▶ What to do: Reproduce each line from the records that holds "down".

▶ Extracted records:
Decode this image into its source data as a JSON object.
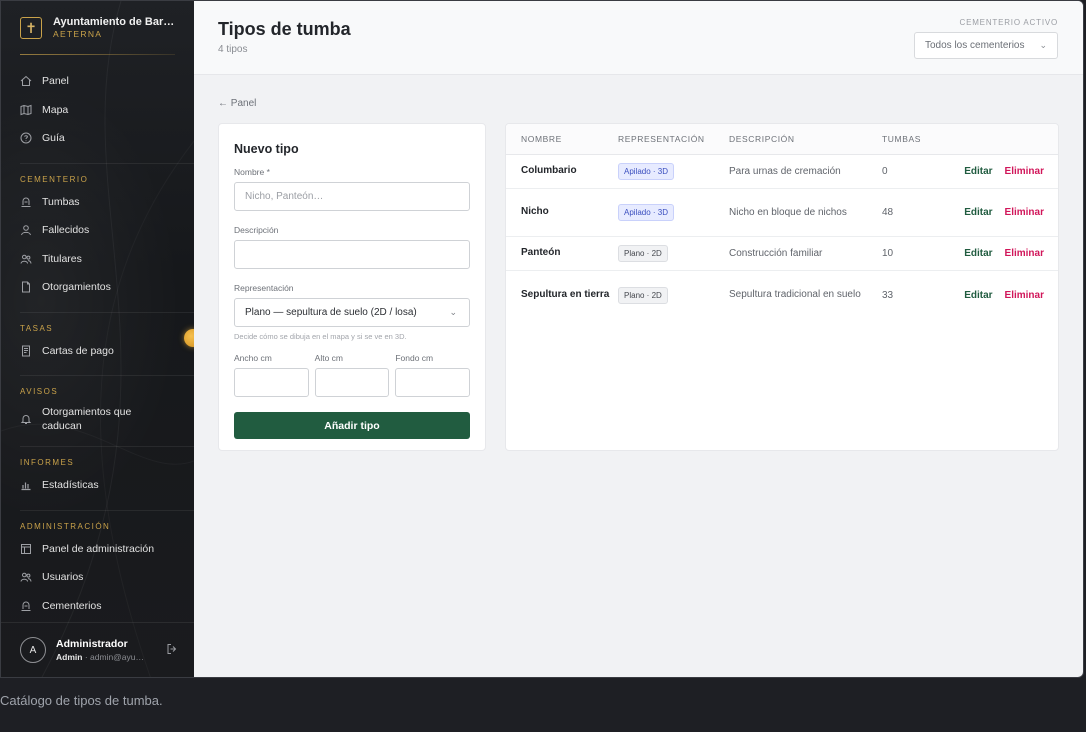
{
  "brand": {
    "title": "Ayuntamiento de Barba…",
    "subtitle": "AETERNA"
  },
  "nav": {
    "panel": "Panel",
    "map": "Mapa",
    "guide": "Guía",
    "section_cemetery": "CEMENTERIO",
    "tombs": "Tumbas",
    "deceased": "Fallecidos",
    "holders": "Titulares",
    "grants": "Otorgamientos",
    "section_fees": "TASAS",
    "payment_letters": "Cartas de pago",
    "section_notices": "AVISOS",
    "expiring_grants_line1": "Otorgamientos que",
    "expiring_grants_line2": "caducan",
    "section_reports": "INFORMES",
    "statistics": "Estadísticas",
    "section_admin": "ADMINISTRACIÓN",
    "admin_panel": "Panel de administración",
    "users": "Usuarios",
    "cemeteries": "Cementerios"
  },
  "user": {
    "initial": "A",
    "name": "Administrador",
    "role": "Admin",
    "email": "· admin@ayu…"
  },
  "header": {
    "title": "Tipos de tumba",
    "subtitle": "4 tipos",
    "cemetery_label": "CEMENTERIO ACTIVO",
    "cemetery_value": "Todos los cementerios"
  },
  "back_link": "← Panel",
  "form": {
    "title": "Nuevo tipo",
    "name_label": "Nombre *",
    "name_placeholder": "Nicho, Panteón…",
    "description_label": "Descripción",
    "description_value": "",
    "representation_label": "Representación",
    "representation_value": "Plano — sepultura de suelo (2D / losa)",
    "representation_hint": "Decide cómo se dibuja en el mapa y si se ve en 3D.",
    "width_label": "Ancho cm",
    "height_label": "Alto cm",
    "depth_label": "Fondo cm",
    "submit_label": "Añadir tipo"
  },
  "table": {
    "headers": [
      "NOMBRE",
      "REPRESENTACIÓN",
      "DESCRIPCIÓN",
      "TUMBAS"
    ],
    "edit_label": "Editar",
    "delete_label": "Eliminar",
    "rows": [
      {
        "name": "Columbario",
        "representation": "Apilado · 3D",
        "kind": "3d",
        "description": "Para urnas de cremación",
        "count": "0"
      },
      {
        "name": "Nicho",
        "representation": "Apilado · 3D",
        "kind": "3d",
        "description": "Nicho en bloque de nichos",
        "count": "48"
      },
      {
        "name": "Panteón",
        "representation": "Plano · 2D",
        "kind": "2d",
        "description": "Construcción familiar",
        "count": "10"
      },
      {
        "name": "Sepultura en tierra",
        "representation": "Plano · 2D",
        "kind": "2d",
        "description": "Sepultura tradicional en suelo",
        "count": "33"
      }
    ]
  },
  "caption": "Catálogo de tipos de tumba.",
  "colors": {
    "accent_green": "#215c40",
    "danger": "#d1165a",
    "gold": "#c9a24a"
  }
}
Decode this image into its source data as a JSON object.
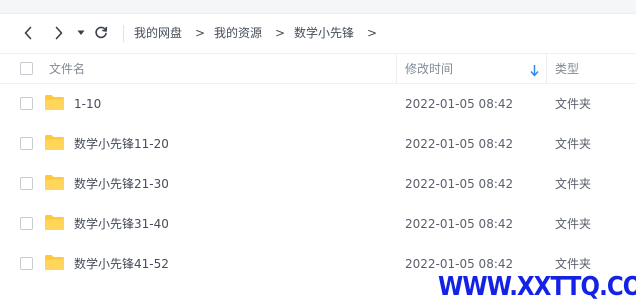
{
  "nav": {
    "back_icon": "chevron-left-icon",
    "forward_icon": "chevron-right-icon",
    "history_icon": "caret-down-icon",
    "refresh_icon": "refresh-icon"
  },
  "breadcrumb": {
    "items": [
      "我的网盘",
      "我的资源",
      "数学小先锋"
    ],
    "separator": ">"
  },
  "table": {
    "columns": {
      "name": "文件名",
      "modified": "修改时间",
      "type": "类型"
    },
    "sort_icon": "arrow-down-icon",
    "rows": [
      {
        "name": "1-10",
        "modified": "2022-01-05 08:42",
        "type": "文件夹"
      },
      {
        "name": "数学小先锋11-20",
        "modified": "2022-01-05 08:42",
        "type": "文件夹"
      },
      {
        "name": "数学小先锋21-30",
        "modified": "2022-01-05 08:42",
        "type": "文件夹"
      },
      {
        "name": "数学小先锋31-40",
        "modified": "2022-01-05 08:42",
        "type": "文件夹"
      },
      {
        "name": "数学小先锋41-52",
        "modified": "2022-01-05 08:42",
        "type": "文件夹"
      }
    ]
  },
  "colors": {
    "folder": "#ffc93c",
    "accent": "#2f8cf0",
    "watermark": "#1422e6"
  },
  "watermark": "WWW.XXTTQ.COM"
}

▶ Complete output:
    "history_icon": "caret-down-icon",
    "sort_icon": "arrow-down-icon",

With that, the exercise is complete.